What the task requires: In the records below, find each line with the word "wear" and copy it.

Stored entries
* BEGIN *

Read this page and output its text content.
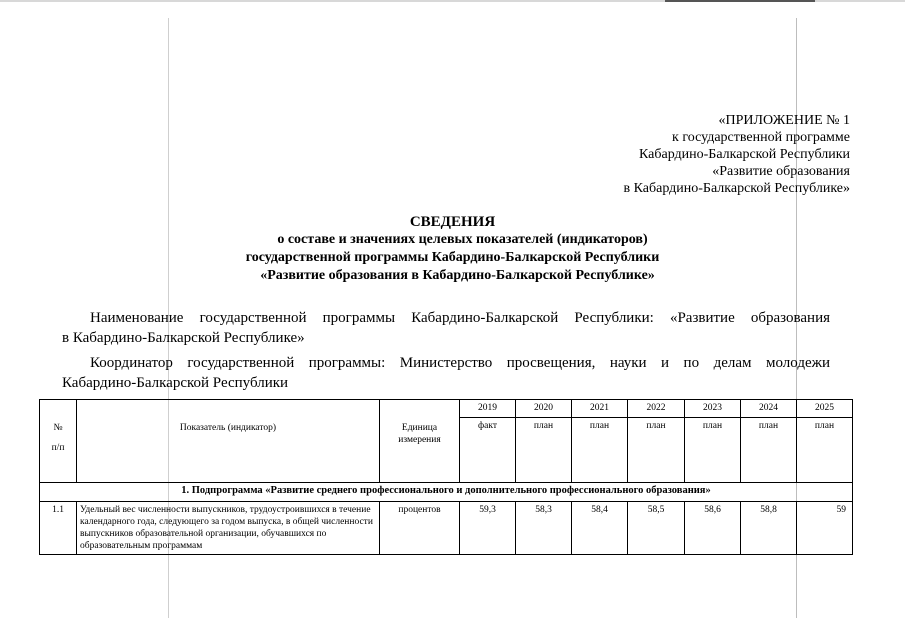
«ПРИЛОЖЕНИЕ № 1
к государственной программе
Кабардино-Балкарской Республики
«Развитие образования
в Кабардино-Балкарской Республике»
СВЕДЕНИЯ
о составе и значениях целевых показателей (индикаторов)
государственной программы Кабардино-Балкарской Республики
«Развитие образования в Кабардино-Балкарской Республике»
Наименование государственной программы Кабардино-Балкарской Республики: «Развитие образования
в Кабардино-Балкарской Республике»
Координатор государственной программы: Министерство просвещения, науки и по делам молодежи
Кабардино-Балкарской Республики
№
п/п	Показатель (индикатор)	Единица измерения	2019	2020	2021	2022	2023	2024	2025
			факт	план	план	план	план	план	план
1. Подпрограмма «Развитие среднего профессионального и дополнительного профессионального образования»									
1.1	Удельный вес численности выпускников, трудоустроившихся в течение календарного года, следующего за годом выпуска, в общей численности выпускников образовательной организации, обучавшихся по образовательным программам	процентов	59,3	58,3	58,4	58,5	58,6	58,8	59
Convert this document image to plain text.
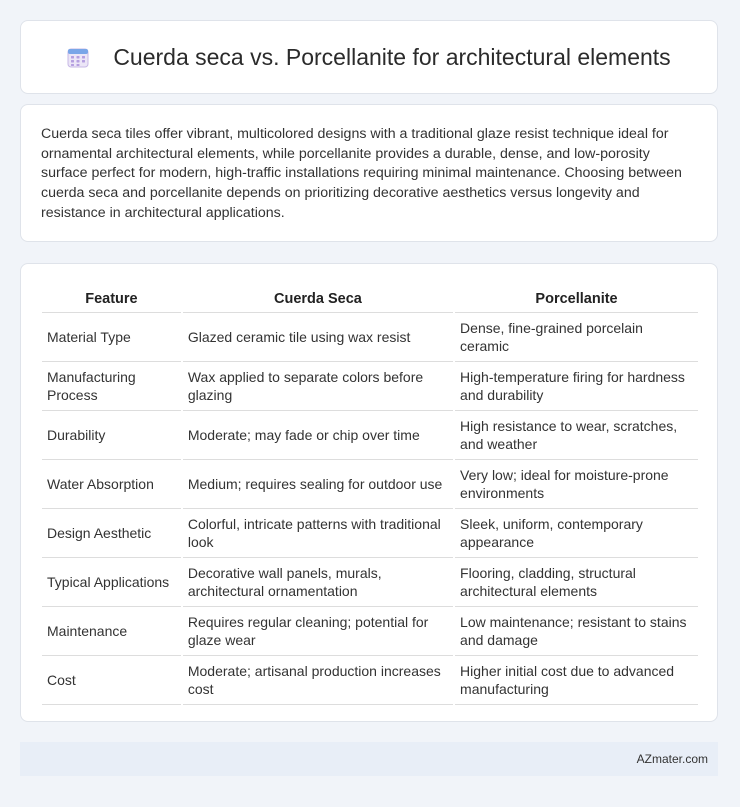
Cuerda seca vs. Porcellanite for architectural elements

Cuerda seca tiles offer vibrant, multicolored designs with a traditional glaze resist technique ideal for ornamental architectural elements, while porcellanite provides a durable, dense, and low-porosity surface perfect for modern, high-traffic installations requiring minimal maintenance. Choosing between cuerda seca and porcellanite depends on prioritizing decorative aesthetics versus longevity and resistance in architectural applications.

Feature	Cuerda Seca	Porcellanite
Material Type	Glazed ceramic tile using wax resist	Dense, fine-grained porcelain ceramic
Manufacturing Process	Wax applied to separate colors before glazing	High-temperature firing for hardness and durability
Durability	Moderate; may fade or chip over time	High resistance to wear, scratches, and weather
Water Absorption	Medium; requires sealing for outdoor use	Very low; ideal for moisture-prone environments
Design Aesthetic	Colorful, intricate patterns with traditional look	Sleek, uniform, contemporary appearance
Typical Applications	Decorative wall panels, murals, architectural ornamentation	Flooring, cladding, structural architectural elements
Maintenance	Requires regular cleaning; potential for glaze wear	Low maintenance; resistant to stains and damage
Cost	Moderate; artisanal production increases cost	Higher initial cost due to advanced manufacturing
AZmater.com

* END *

Solved problem:
Durability	Moderate; may fade or chip over time	High resistance to wear, scratches, and weather
Maintenance	Requires regular cleaning; potential for glaze wear	Low maintenance; resistant to stains and damage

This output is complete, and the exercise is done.